Study text:
=== Section Start ===
Similarity between two samples \(a\) and \(b\) or between two types \(x\) and \(y\) can be measured as follow.

These indices provide a scale of similarity from \(0\)-\(1\) where \(1\) is perfect similarity and \(0\) is no similarity, with the exception of the Brainerd-Robinson index which is scaled between \(0\) and \(200\).

Qualitative similarity measures (between samples). *: implemented.
Measure Reference
\[ C_J = \frac{o_j}{S_a + S_b - o_j} \] Jaccard*
\[ C_S = \frac{2 \times o_j}{S_a + S_b} \] Sorenson*
Quantitative similarity measures (between samples). *: implemented.
=== Section End ===
List of tasks:
(a) Sum up the similarity measures text in two sentences.
(b) Repeat the part of the similarity measures text that opens with the words containing "These indices provide" and closes with "between \(0\) and \(200\).".
The lines that follow have nothing to do with the similarity measures text.

Extracted records:
=== Section Start ===
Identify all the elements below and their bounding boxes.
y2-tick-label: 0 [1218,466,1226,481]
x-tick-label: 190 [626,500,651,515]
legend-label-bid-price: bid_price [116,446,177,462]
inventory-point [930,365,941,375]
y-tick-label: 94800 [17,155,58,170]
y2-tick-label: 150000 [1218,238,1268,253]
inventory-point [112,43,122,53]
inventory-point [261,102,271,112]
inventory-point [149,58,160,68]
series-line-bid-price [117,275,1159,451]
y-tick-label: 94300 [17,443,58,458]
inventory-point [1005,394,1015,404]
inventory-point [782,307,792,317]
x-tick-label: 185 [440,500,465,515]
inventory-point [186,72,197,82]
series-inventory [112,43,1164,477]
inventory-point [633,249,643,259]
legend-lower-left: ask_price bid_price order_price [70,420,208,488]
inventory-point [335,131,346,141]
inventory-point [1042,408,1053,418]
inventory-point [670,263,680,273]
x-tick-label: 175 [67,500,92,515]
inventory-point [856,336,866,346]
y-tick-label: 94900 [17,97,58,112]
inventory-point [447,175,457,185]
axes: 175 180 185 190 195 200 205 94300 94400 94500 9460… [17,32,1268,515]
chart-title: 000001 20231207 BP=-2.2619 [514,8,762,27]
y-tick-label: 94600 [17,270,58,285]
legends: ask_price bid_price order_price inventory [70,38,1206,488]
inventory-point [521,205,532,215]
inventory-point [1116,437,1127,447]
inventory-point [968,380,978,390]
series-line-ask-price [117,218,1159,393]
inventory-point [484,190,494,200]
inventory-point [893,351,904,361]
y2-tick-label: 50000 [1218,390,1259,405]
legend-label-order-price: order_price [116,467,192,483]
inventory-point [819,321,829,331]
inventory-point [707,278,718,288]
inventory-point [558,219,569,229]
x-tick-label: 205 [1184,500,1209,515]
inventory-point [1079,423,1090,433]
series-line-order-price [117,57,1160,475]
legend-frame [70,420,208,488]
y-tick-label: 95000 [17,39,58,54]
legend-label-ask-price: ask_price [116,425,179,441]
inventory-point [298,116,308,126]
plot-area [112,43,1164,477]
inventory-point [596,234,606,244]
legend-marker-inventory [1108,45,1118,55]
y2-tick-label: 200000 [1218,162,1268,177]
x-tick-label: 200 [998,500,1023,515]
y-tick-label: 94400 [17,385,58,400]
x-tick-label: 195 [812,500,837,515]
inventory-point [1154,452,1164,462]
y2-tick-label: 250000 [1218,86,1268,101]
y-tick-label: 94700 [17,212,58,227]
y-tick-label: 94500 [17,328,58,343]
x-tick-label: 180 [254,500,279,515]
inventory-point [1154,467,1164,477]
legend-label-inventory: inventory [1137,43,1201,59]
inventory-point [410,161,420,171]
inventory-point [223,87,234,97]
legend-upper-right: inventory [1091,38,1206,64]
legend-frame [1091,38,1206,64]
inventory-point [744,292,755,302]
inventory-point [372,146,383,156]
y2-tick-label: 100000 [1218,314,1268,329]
=== Section End ===
Answers per task:
(a) Similarity between two samples or two types is measured with indices that run from 0, meaning no similarity, to 1, meaning perfect similarity, except the Brainerd-Robinson index, which runs from 0 to 200. The text gives formulas for two implemented qualitative measures between samples, Jaccard and Sorenson, and then adds a heading for quantitative measures.

(b)
These indices provide a scale of similarity from \(0\)-\(1\) where \(1\) is perfect similarity and \(0\) is no similarity, with the exception of the Brainerd-Robinson index which is scaled between \(0\) and \(200\).